Excerpt to read:

___

Benchmarking And Optimization
When a pipeline is ready, developers often need to measure its performance. There are three types of benchmarks developers want to run:
non-real-time single stream performance;
non-real-time multiple stream performance;
real-time multiple stream performance.
There is one more dimension to benchmark:
with adapters (end-to-end);
without adapters (only pipeline).
When benchmarking, we usually measure the aggregate throughput of the pipeline in FPS (frames-per-second). When the pipeline is intended to work in real-time and in some other cases, we may also measure end-to-end latency, but this document does not discuss it.
Tip
Remember, that GPU/CPU overheating significantly hits the performance. Plan the benchmarks to address the situation. Read our article on Medium to find out more.
Warning
Benchmarking in the shared cloud may produce results changing greatly from launch to launch: as you do not control all the host resources, other users may influence a lot on the results. We recommend running benchmarks on dedicated bare-metal servers when possible.
Measuring Non-Real-Time Single Stream Performance
The benchmark allows an understanding of the performance of the pipeline in a batch mode. A typical case is file-by-file processing, when you start the pipeline ingesting a file into it and want to measure how fast the file can be processed. This sort of processing is often used when processing archived videos.
To measure the performance, use the uridecodebin
Gstreamer source:
pipeline:
# local video file source, not using source adapter
source:
element: uridecodebin
properties:
uri: file:///data/file.mp4
# define pipeline's main elements
elements:
...
# noop pipeline sink, not using sink adapter
sink:
- element: devnull_sink
At the end of operation, you will see the FPS result.

___

Data provided:
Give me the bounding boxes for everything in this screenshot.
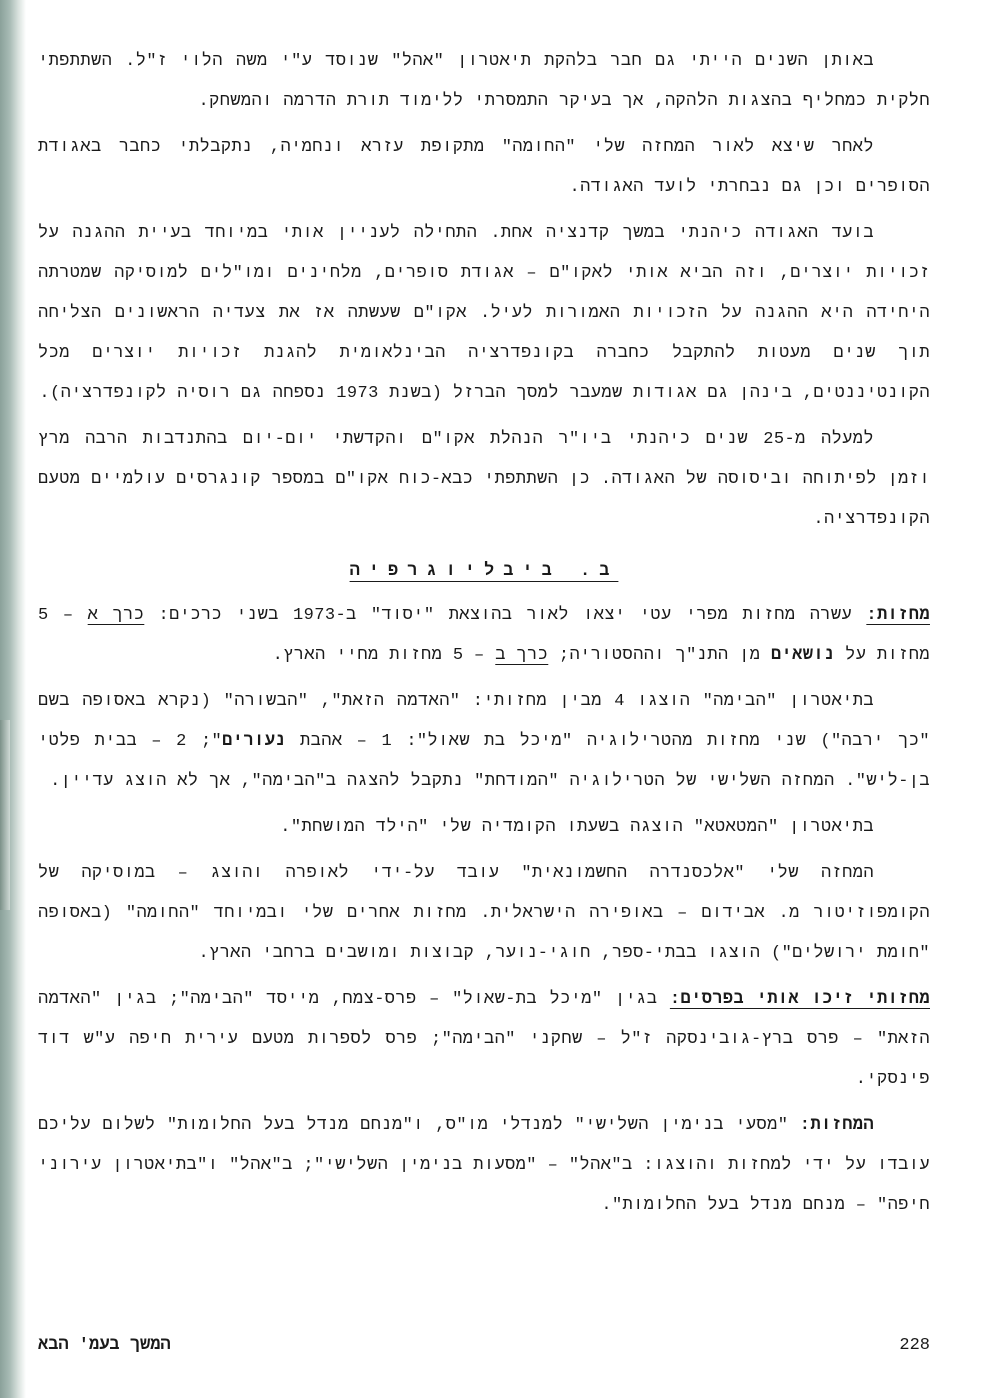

___

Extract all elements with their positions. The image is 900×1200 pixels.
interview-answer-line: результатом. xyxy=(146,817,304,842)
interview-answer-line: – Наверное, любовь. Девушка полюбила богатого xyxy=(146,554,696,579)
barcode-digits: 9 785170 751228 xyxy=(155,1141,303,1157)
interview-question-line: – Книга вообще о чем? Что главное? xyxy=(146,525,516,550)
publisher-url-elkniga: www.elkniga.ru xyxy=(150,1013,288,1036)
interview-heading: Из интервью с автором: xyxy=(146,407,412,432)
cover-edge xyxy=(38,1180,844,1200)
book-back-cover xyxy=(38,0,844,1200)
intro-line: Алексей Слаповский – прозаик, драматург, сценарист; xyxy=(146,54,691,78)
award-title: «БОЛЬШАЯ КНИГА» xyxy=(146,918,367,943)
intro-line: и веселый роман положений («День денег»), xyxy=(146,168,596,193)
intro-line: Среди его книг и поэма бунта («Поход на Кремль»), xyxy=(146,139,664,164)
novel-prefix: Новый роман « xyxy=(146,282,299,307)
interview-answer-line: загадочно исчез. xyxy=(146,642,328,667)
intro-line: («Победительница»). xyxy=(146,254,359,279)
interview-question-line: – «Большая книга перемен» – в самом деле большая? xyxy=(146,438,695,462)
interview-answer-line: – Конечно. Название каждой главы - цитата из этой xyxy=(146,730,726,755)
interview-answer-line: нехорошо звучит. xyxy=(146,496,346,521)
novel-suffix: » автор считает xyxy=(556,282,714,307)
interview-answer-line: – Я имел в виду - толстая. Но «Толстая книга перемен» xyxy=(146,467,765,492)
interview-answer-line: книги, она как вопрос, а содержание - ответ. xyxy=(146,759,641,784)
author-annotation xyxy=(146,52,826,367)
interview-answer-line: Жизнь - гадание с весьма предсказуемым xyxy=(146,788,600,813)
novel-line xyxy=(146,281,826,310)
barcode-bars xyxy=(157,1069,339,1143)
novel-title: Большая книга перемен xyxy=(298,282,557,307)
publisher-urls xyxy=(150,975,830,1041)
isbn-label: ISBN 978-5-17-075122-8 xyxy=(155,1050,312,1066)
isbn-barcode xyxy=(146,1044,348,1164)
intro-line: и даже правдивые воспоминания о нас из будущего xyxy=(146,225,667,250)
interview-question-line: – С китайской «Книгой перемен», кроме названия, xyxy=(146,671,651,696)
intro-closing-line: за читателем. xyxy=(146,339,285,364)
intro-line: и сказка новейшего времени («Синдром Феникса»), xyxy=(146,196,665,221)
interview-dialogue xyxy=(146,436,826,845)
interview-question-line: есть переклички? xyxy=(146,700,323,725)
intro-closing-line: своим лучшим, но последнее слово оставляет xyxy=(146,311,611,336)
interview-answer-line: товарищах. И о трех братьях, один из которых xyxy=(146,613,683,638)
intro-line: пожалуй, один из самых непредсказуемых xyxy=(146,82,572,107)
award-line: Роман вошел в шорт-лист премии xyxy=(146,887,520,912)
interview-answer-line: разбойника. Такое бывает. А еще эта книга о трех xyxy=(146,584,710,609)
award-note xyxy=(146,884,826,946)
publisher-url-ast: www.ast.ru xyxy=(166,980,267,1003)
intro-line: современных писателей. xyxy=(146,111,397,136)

___

Set tasks:
- 1) In the benchmarking text, what unit is usually used to measure a pipeline's aggregate throughput?
- 2) Return everything in the benchmarking text from "There is one" down to "find out more.".
- 3) Carry the benchmarking text forward from the point where it stops.

Answers to each task:
- 1) Frames per second (FPS).

- 2)
There is one more dimension to benchmark:
with adapters (end-to-end);
without adapters (only pipeline).
When benchmarking, we usually measure the aggregate throughput of the pipeline in FPS (frames-per-second). When the pipeline is intended to work in real-time and in some other cases, we may also measure end-to-end latency, but this document does not discuss it.
Tip
Remember, that GPU/CPU overheating significantly hits the performance. Plan the benchmarks to address the situation. Read our article on Medium to find out more.

- 3)
Measuring Non-Real-Time Multiple Stream Performance
This kind of benchmarking is valuable to discover the maximum aggregate number of FPS the pipeline can reach. It may occur that the maximum value will be reached when ingesting 32 pipelines, but each of them will be processed at the rate of 5 FPS. That is why it is not real-time performance.
To run such benchmarks we implemented a special adapter: Multi-Stream Source Adapter, allowing the ingesting of a selected video file in parallel in the pipeline under benchmarking. By changing the number of parallel streams you can find out the maximum value for the pipeline.
To measure non-real-time performance with it, use SYNC_OUTPUT=False
.
Measuring Real-Time Multiple Stream Performance
This kind of benchmarking is valuable to find out the maximum aggregate number of FPS the pipeline can handle in real time. Considering the per-stream FPS is 30, you are looking for working configurations satisfying the equation N = X / 30
, where N
is the number of streams ingested in the pipeline, and X
is the aggregate FPS.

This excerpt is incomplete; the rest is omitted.